### Problem details
Review the listing and copy each line that holds the word "statements".

### Records supplied
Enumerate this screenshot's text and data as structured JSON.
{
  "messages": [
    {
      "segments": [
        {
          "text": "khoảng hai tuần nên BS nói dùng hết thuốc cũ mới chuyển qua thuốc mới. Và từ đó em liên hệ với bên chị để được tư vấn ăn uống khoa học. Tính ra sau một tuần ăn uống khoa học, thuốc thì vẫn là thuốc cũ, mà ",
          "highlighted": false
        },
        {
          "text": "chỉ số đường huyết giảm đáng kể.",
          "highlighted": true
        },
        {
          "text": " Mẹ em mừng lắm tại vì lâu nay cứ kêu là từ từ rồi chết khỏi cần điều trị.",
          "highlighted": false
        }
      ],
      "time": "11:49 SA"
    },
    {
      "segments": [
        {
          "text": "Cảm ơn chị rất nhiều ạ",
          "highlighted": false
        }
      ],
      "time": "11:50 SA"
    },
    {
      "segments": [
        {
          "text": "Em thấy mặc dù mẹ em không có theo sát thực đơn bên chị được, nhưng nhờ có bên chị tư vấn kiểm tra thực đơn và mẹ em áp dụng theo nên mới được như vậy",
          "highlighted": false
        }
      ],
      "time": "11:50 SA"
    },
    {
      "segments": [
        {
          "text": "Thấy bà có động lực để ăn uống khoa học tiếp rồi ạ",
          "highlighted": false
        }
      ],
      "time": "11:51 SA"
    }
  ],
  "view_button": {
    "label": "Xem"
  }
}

--

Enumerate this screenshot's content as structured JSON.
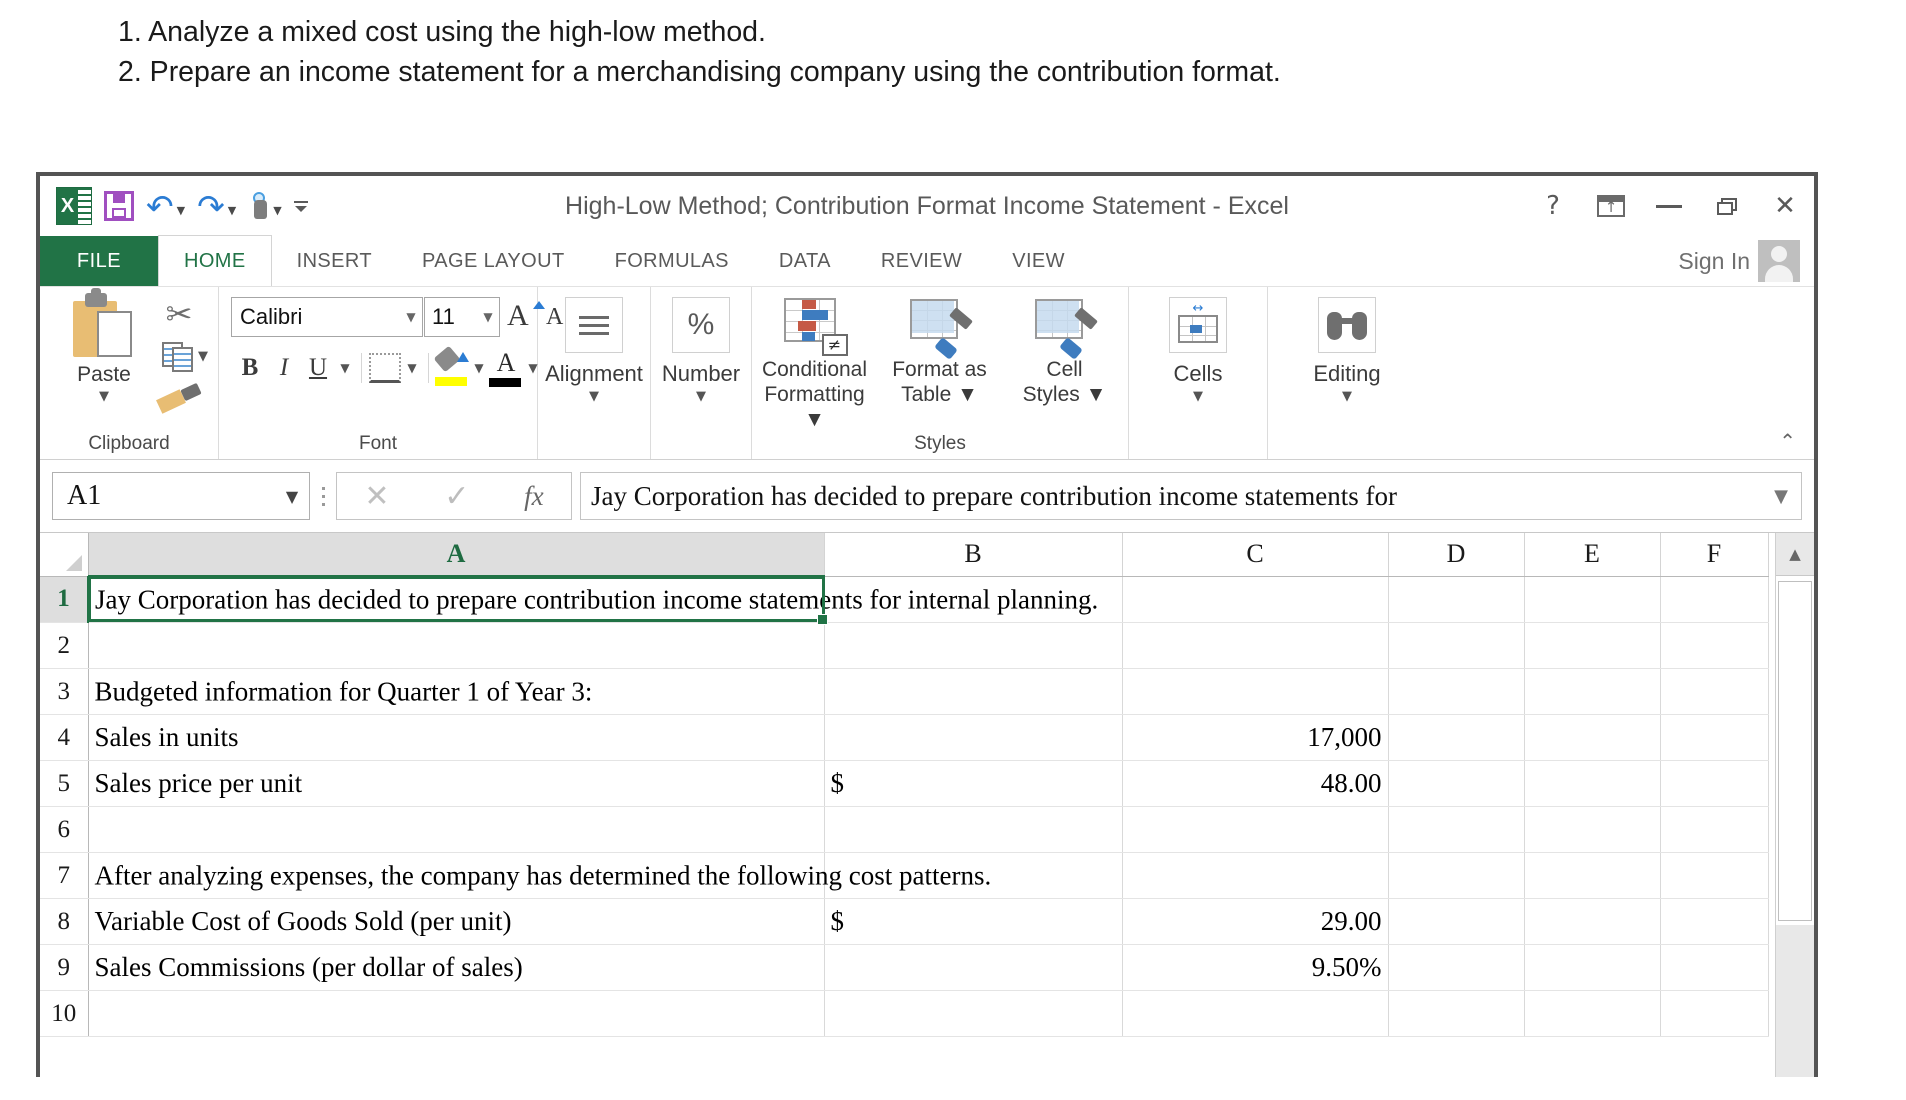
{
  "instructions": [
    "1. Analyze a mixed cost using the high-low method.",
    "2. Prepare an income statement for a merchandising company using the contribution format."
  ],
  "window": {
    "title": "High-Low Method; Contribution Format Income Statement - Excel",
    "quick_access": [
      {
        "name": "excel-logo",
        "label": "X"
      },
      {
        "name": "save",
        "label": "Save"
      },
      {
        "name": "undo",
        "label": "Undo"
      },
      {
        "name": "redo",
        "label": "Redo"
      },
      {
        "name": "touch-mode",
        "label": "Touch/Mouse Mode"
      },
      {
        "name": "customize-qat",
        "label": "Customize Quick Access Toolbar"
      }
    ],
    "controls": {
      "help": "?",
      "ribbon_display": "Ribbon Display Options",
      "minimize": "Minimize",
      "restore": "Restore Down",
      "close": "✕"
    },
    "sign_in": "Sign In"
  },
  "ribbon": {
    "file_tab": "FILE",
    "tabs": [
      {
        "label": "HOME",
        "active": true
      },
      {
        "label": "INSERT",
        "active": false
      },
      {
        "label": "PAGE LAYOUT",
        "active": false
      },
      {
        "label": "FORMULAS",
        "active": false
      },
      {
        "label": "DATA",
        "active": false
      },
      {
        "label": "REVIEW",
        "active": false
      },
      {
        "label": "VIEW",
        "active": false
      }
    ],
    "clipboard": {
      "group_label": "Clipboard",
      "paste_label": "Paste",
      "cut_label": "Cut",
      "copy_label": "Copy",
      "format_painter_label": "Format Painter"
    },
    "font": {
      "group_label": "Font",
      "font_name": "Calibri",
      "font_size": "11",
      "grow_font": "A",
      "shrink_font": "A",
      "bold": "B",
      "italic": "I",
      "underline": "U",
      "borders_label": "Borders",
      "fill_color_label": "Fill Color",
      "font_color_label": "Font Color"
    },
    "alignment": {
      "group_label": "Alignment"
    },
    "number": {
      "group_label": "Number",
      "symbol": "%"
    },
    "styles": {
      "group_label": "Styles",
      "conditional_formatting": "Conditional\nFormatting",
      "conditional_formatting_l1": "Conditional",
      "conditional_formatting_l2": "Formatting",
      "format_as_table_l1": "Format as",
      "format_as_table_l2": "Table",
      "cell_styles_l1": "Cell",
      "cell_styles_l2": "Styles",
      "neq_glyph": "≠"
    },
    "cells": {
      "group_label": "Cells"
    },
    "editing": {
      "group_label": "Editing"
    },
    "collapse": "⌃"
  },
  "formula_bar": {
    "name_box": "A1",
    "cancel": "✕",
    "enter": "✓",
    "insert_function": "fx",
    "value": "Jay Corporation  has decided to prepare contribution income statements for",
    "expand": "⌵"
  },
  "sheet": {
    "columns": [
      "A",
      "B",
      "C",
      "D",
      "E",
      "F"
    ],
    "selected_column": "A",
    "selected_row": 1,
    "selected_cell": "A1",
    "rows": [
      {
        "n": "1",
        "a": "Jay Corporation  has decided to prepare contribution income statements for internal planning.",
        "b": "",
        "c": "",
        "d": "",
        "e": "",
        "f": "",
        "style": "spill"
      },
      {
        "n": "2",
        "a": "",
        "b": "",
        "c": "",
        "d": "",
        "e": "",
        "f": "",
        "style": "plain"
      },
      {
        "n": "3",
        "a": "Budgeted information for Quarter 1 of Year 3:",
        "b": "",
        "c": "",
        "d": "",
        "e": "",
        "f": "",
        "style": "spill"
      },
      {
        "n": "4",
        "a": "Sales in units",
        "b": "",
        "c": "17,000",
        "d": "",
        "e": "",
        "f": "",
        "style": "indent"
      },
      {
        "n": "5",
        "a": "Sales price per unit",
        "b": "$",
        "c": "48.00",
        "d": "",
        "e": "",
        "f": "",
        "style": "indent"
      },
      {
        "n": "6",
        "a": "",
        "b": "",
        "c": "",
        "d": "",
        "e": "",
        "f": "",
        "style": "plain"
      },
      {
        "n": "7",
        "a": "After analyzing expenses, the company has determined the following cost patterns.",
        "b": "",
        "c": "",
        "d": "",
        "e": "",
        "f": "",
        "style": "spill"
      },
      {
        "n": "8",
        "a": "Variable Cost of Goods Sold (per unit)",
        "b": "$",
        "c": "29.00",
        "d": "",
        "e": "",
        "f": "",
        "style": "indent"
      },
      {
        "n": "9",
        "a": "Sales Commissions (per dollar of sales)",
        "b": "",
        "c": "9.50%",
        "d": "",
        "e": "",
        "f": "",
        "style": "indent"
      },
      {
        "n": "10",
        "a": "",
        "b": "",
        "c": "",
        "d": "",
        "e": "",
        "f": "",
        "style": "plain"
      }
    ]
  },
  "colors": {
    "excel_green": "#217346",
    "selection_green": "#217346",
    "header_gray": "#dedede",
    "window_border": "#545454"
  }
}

### Task answer
    "value": "Jay Corporation  has decided to prepare contribution income statements for",
        "a": "Jay Corporation  has decided to prepare contribution income statements for internal planning.",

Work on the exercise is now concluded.